Stored records:
* * * *
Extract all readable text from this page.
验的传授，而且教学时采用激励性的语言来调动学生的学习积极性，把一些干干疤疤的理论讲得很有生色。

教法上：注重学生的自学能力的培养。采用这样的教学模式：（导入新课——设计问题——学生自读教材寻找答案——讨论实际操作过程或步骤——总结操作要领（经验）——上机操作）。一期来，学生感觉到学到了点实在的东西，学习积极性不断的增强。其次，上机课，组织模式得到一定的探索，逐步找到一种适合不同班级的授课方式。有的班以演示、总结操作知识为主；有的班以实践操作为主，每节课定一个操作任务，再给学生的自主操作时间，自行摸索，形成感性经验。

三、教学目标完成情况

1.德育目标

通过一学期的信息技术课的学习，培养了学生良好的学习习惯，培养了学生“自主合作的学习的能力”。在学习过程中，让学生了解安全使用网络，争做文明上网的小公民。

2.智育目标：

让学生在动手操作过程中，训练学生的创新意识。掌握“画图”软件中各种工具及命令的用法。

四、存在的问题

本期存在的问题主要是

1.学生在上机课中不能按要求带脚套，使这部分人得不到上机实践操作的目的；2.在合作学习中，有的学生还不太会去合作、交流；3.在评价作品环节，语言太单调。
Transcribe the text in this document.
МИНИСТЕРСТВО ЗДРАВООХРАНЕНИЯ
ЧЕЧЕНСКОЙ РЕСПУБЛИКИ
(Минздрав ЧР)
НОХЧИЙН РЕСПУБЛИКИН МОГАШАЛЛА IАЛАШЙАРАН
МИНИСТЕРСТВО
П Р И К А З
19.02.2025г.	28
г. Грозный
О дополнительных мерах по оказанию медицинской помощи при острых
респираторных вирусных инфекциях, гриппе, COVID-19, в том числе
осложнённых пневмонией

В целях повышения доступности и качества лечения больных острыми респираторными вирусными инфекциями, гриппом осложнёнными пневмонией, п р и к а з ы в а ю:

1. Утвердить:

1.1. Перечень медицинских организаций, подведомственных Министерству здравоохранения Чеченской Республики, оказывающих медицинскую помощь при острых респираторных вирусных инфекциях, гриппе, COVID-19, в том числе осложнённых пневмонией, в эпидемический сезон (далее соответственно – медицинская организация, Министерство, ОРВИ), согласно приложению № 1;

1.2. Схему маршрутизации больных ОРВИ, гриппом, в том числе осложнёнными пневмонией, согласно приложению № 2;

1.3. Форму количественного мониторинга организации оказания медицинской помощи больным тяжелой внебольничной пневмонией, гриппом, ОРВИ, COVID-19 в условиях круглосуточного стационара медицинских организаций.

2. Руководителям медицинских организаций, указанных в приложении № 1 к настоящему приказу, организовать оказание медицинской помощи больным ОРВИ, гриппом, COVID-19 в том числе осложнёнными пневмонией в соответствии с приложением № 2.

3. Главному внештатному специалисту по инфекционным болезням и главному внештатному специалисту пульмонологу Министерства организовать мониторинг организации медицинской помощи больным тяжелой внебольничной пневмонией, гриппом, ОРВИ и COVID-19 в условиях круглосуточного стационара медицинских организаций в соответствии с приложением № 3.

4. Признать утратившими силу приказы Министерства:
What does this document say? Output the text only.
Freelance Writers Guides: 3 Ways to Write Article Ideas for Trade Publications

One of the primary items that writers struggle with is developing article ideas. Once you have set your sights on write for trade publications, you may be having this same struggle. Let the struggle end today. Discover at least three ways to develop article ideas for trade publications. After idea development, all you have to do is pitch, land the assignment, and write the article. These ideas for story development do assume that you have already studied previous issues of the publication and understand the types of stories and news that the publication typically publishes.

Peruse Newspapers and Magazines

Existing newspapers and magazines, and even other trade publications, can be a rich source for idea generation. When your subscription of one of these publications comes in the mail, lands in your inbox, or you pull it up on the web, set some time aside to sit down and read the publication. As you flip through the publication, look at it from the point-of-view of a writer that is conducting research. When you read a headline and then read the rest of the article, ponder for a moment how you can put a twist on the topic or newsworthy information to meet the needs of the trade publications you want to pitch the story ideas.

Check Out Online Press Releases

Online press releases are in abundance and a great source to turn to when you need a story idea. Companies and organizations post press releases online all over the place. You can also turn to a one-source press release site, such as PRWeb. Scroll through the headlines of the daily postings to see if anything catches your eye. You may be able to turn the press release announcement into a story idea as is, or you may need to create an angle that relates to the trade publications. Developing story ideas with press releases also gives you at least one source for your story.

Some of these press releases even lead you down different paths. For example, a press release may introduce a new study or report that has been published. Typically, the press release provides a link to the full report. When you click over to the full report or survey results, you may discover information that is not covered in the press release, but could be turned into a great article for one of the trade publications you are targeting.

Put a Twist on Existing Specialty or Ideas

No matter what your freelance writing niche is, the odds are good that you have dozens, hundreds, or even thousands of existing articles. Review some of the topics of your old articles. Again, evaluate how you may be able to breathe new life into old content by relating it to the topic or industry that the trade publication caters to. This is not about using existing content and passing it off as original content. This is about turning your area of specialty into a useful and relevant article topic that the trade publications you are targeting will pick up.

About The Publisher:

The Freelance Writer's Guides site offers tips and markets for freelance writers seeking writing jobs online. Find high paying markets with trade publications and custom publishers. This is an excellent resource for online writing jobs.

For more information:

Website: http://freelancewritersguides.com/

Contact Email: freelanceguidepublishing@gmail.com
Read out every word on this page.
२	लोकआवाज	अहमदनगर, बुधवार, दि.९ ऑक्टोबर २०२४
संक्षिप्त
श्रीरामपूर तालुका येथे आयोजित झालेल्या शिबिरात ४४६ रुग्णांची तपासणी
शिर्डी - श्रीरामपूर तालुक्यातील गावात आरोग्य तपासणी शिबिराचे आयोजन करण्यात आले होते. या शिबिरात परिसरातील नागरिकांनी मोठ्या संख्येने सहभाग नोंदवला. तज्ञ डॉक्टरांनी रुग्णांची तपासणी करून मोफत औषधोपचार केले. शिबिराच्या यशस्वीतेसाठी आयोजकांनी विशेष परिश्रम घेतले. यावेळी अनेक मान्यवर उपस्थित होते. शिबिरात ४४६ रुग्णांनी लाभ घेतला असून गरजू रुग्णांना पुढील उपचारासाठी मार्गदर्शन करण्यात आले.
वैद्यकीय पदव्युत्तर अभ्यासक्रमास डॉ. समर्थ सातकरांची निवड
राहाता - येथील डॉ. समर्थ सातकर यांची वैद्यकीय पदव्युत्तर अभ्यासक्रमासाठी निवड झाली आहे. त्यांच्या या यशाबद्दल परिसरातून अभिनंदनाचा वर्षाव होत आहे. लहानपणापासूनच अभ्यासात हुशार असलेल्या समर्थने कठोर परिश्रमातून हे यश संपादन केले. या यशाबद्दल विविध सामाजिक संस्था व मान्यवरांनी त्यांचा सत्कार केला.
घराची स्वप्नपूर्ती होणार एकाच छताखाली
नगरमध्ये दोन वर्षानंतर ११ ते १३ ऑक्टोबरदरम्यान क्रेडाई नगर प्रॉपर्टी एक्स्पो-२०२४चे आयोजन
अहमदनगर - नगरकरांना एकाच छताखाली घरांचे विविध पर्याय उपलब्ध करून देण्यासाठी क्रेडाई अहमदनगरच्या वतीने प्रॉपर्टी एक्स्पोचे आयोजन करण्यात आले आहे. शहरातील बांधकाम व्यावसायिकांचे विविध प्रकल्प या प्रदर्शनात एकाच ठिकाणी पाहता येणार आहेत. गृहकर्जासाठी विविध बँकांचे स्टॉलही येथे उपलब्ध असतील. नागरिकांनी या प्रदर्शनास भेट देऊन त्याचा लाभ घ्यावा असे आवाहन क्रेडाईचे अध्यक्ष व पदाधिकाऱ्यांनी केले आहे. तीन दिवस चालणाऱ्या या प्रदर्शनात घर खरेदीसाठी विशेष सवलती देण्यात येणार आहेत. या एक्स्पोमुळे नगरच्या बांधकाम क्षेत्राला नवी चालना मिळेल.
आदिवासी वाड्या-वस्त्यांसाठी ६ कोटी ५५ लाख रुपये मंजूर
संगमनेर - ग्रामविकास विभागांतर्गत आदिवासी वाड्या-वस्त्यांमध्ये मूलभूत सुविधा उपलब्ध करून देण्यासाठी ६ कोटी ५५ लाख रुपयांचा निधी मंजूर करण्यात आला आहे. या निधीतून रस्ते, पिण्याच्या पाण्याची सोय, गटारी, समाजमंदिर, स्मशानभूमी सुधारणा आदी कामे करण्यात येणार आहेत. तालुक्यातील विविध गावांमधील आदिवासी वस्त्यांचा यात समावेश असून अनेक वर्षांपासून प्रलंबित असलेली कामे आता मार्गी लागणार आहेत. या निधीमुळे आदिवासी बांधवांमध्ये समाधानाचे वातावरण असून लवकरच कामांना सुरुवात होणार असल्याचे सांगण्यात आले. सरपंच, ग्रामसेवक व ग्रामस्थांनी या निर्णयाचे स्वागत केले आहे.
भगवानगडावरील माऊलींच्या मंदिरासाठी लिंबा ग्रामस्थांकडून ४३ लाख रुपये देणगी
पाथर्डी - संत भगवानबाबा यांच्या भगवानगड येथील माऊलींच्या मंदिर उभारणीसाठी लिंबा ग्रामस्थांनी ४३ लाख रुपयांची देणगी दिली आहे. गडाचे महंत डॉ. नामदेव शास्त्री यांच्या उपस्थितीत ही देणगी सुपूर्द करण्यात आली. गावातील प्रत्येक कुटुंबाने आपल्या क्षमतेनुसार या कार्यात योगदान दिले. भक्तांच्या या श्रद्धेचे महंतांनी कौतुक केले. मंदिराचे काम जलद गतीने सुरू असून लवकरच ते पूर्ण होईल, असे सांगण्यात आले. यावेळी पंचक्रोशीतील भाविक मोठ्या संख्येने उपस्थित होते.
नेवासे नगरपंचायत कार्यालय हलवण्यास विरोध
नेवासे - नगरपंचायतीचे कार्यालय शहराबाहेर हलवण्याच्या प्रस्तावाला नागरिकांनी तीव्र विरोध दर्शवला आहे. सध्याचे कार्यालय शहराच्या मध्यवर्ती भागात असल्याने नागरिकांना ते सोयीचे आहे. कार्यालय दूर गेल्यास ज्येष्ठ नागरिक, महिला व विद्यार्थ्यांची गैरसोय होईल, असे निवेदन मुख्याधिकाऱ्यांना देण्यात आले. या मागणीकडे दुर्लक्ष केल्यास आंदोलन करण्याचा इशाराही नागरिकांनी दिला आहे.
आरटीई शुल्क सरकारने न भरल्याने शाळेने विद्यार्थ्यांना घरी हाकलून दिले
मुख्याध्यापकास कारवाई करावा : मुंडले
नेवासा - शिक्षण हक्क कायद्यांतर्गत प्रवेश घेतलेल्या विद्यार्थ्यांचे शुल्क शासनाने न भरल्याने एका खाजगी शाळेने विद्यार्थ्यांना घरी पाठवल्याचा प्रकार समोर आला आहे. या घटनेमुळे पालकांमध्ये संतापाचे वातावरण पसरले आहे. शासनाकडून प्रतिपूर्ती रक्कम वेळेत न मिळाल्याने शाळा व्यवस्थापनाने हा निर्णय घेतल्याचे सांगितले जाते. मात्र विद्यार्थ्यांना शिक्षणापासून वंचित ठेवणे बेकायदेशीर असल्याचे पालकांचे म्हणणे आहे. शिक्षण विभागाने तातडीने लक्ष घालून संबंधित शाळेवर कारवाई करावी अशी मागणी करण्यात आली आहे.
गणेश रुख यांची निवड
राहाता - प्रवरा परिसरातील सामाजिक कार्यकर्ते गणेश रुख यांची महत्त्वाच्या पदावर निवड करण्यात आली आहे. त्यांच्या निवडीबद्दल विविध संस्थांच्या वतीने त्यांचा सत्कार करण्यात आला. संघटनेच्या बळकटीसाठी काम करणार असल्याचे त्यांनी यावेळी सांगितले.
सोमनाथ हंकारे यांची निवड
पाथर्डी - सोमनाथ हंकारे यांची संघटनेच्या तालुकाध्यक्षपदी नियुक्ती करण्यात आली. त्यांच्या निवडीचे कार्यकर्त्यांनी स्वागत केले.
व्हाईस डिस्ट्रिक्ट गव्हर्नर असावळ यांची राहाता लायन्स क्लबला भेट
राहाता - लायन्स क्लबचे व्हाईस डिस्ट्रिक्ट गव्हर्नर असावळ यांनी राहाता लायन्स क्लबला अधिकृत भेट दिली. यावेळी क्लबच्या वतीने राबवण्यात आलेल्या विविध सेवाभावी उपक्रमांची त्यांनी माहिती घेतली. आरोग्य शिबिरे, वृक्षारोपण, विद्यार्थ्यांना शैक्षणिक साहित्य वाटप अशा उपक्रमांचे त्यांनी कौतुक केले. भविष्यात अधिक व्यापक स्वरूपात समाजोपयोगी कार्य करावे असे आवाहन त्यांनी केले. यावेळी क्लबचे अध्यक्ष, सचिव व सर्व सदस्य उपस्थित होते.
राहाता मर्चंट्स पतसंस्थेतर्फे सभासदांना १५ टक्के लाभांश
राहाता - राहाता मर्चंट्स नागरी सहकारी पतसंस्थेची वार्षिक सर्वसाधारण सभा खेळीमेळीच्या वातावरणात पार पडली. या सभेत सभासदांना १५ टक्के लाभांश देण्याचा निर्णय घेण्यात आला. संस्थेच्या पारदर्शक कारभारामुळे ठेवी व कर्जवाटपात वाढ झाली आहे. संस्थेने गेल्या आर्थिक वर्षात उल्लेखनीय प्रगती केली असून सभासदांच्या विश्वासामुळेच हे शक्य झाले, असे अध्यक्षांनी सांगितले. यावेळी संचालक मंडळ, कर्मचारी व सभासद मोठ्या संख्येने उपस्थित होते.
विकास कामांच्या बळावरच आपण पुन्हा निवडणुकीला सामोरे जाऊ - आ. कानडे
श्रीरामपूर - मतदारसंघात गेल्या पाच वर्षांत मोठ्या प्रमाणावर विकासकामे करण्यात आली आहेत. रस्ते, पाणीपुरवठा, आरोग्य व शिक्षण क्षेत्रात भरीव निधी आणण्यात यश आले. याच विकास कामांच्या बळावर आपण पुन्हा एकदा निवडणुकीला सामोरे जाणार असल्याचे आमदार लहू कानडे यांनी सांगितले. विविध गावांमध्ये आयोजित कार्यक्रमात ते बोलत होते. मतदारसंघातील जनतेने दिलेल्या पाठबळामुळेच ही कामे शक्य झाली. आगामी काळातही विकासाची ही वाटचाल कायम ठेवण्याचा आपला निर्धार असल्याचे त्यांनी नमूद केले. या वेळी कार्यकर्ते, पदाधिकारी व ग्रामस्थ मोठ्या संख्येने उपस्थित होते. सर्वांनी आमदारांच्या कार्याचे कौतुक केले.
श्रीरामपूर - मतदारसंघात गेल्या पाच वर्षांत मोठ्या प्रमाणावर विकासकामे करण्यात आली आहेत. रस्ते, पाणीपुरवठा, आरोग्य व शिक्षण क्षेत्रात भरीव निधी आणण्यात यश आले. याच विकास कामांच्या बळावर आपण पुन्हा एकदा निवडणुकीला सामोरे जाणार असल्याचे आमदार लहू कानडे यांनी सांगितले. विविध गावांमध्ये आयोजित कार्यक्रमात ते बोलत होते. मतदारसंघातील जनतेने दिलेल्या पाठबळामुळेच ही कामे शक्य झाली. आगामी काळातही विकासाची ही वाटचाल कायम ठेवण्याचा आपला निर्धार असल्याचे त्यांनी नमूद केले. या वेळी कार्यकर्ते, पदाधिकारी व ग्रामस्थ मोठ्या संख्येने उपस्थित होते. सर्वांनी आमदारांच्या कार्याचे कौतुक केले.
* * * *
Goal of the exercise:
Scan the material for lines with the word "हलवण", and copy each line you find.

Result of the task:
नेवासे नगरपंचायत कार्यालय हलवण्यास विरोध
नेवासे - नगरपंचायतीचे कार्यालय शहराबाहेर हलवण्याच्या प्रस्तावाला नागरिकांनी तीव्र विरोध दर्शवला आहे. सध्याचे कार्यालय शहराच्या मध्यवर्ती भागात असल्याने नागरिकांना ते सोयीचे आहे. कार्यालय दूर गेल्यास ज्येष्ठ नागरिक, महिला व विद्यार्थ्यांची गैरसोय होईल, असे निवेदन मुख्याधिकाऱ्यांना देण्यात आले. या मागणीकडे दुर्लक्ष केल्यास आंदोलन करण्याचा इशाराही नागरिकांनी दिला आहे.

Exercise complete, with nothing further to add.